===== STORED RECORDS

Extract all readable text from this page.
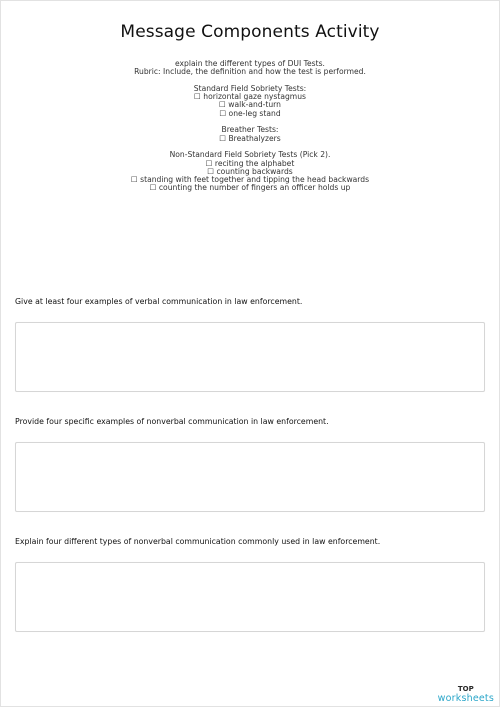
Message Components Activity
explain the different types of DUI Tests.
Rubric: Include, the definition and how the test is performed.
Standard Field Sobriety Tests:
☐ horizontal gaze nystagmus
☐ walk-and-turn
☐ one-leg stand
Breather Tests:
☐ Breathalyzers
Non-Standard Field Sobriety Tests (Pick 2).
☐ reciting the alphabet
☐ counting backwards
☐ standing with feet together and tipping the head backwards
☐ counting the number of fingers an officer holds up
Give at least four examples of verbal communication in law enforcement.
Provide four specific examples of nonverbal communication in law enforcement.
Explain four different types of nonverbal communication commonly used in law enforcement.
TOP
worksheets
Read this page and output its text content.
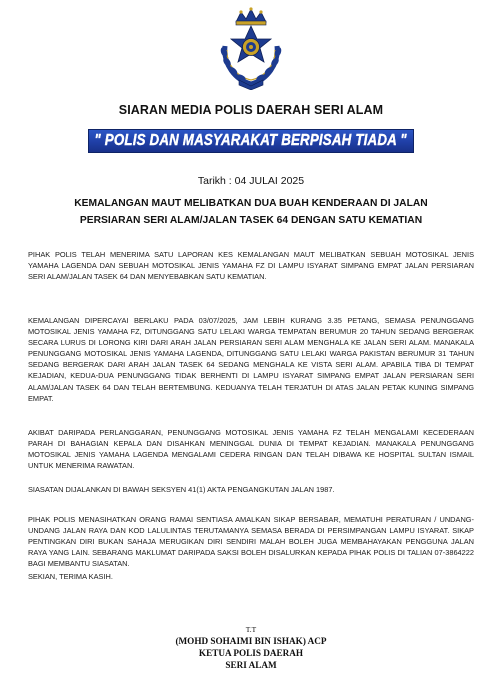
SIARAN MEDIA POLIS DAERAH SERI ALAM
" POLIS DAN MASYARAKAT BERPISAH TIADA "
Tarikh : 04 JULAI 2025
KEMALANGAN MAUT MELIBATKAN DUA BUAH KENDERAAN DI JALAN
PERSIARAN SERI ALAM/JALAN TASEK 64 DENGAN SATU KEMATIAN
PIHAK POLIS TELAH MENERIMA SATU LAPORAN KES KEMALANGAN MAUT MELIBATKAN SEBUAH MOTOSIKAL JENIS YAMAHA LAGENDA DAN SEBUAH MOTOSIKAL JENIS YAMAHA FZ DI LAMPU ISYARAT SIMPANG EMPAT JALAN PERSIARAN SERI ALAM/JALAN TASEK 64 DAN MENYEBABKAN SATU KEMATIAN.
KEMALANGAN DIPERCAYAI BERLAKU PADA 03/07/2025, JAM LEBIH KURANG 3.35 PETANG, SEMASA PENUNGGANG MOTOSIKAL JENIS YAMAHA FZ, DITUNGGANG SATU LELAKI WARGA TEMPATAN BERUMUR 20 TAHUN SEDANG BERGERAK SECARA LURUS DI LORONG KIRI DARI ARAH JALAN PERSIARAN SERI ALAM MENGHALA KE JALAN SERI ALAM. MANAKALA PENUNGGANG MOTOSIKAL JENIS YAMAHA LAGENDA, DITUNGGANG SATU LELAKI WARGA PAKISTAN BERUMUR 31 TAHUN SEDANG BERGERAK DARI ARAH JALAN TASEK 64 SEDANG MENGHALA KE VISTA SERI ALAM. APABILA TIBA DI TEMPAT KEJADIAN, KEDUA-DUA PENUNGGANG TIDAK BERHENTI DI LAMPU ISYARAT SIMPANG EMPAT JALAN PERSIARAN SERI ALAM/JALAN TASEK 64 DAN TELAH BERTEMBUNG. KEDUANYA TELAH TERJATUH DI ATAS JALAN PETAK KUNING SIMPANG EMPAT.
AKIBAT DARIPADA PERLANGGARAN, PENUNGGANG MOTOSIKAL JENIS YAMAHA FZ TELAH MENGALAMI KECEDERAAN PARAH DI BAHAGIAN KEPALA DAN DISAHKAN MENINGGAL DUNIA DI TEMPAT KEJADIAN. MANAKALA PENUNGGANG MOTOSIKAL JENIS YAMAHA LAGENDA MENGALAMI CEDERA RINGAN DAN TELAH DIBAWA KE HOSPITAL SULTAN ISMAIL UNTUK MENERIMA RAWATAN.
SIASATAN DIJALANKAN DI BAWAH SEKSYEN 41(1) AKTA PENGANGKUTAN JALAN 1987.
PIHAK POLIS MENASIHATKAN ORANG RAMAI SENTIASA AMALKAN SIKAP BERSABAR, MEMATUHI PERATURAN / UNDANG-UNDANG JALAN RAYA DAN KOD LALULINTAS TERUTAMANYA SEMASA BERADA DI PERSIMPANGAN LAMPU ISYARAT. SIKAP PENTINGKAN DIRI BUKAN SAHAJA MERUGIKAN DIRI SENDIRI MALAH BOLEH JUGA MEMBAHAYAKAN PENGGUNA JALAN RAYA YANG LAIN. SEBARANG MAKLUMAT DARIPADA SAKSI BOLEH DISALURKAN KEPADA PIHAK POLIS DI TALIAN 07-3864222 BAGI MEMBANTU SIASATAN.
SEKIAN, TERIMA KASIH.
T.T
(MOHD SOHAIMI BIN ISHAK) ACP
KETUA POLIS DAERAH
SERI ALAM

==========

- WHAT THE TASK REQUIRES -
Scan the entries above. Copy each line that has the string "text".

- WORKED ANSWER -
Extract all readable text from this page.
Read this page and output its text content.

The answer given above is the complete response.